* [THE EXERCISE]: Write the records below out again exactly as given, with no images.

* [Rows from a dataset]:
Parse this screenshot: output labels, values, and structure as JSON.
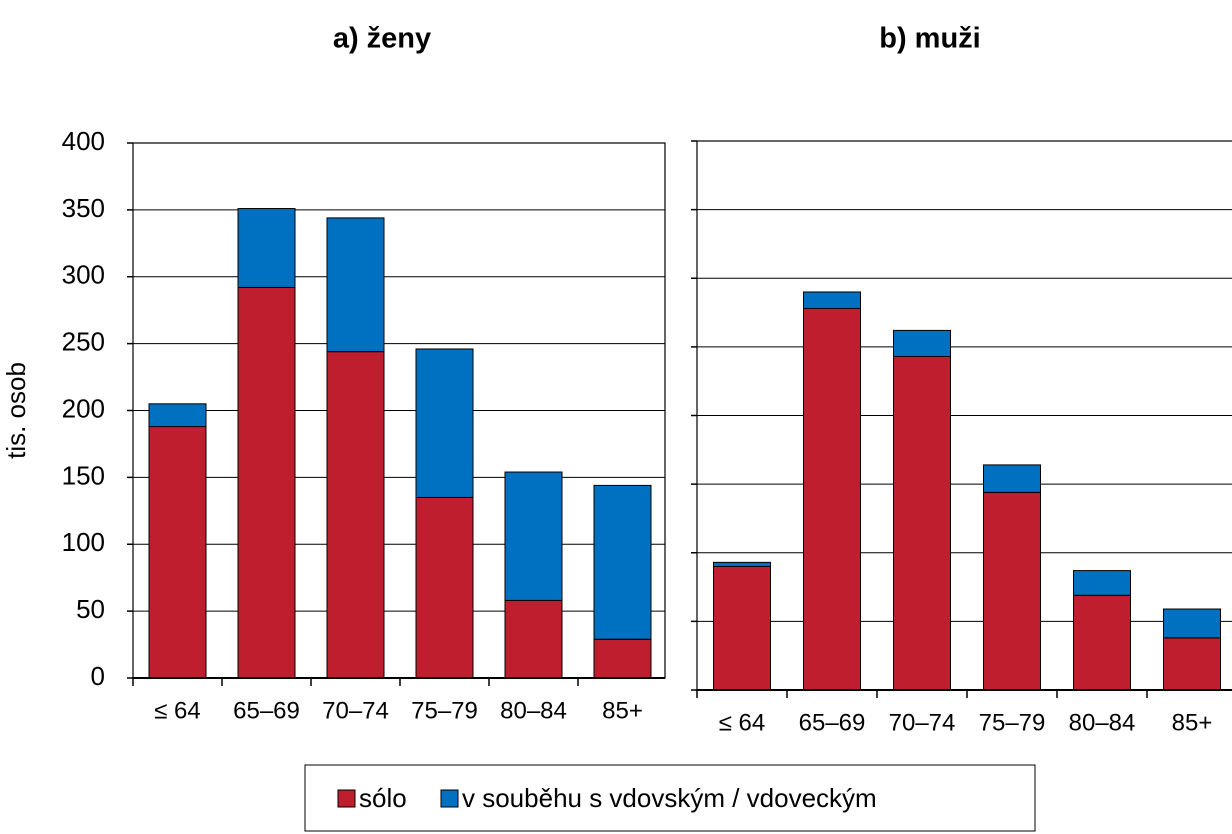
{
  "chart_data": [
    {
      "type": "bar",
      "stacked": true,
      "title": "a) ženy",
      "y_label": "tis. osob",
      "categories": [
        "≤ 64",
        "65–69",
        "70–74",
        "75–79",
        "80–84",
        "85+"
      ],
      "series": [
        {
          "name": "sólo",
          "color": "#be1e2d",
          "values": [
            188,
            292,
            244,
            135,
            58,
            29
          ]
        },
        {
          "name": "v souběhu s vdovským / vdoveckým",
          "color": "#0070c0",
          "values": [
            17,
            59,
            100,
            111,
            96,
            115
          ]
        }
      ],
      "ylim": [
        0,
        400
      ],
      "yticks": [
        0,
        50,
        100,
        150,
        200,
        250,
        300,
        350,
        400
      ],
      "grid": true,
      "tick_labels": true
    },
    {
      "type": "bar",
      "stacked": true,
      "title": "b) muži",
      "categories": [
        "≤ 64",
        "65–69",
        "70–74",
        "75–79",
        "80–84",
        "85+"
      ],
      "series": [
        {
          "color": "#be1e2d",
          "values": [
            90,
            278,
            243,
            144,
            69,
            38
          ]
        },
        {
          "color": "#0070c0",
          "values": [
            3,
            12,
            19,
            20,
            18,
            21
          ]
        }
      ],
      "ylim": [
        0,
        400
      ],
      "yticks": [
        0,
        50,
        100,
        150,
        200,
        250,
        300,
        350,
        400
      ],
      "grid": true,
      "tick_labels": false
    }
  ]
}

* [IN RESPONSE]:
Parse this screenshot: output labels, values, and structure as JSON.
{
  "chart_data": [
    {
      "type": "bar",
      "stacked": true,
      "title": "a) ženy",
      "y_label": "tis. osob",
      "categories": [
        "≤ 64",
        "65–69",
        "70–74",
        "75–79",
        "80–84",
        "85+"
      ],
      "series": [
        {
          "name": "sólo",
          "color": "#be1e2d",
          "values": [
            188,
            292,
            244,
            135,
            58,
            29
          ]
        },
        {
          "name": "v souběhu s vdovským / vdoveckým",
          "color": "#0070c0",
          "values": [
            17,
            59,
            100,
            111,
            96,
            115
          ]
        }
      ],
      "ylim": [
        0,
        400
      ],
      "yticks": [
        0,
        50,
        100,
        150,
        200,
        250,
        300,
        350,
        400
      ],
      "grid": true,
      "tick_labels": true
    },
    {
      "type": "bar",
      "stacked": true,
      "title": "b) muži",
      "categories": [
        "≤ 64",
        "65–69",
        "70–74",
        "75–79",
        "80–84",
        "85+"
      ],
      "series": [
        {
          "color": "#be1e2d",
          "values": [
            90,
            278,
            243,
            144,
            69,
            38
          ]
        },
        {
          "color": "#0070c0",
          "values": [
            3,
            12,
            19,
            20,
            18,
            21
          ]
        }
      ],
      "ylim": [
        0,
        400
      ],
      "yticks": [
        0,
        50,
        100,
        150,
        200,
        250,
        300,
        350,
        400
      ],
      "grid": true,
      "tick_labels": false
    }
  ]
}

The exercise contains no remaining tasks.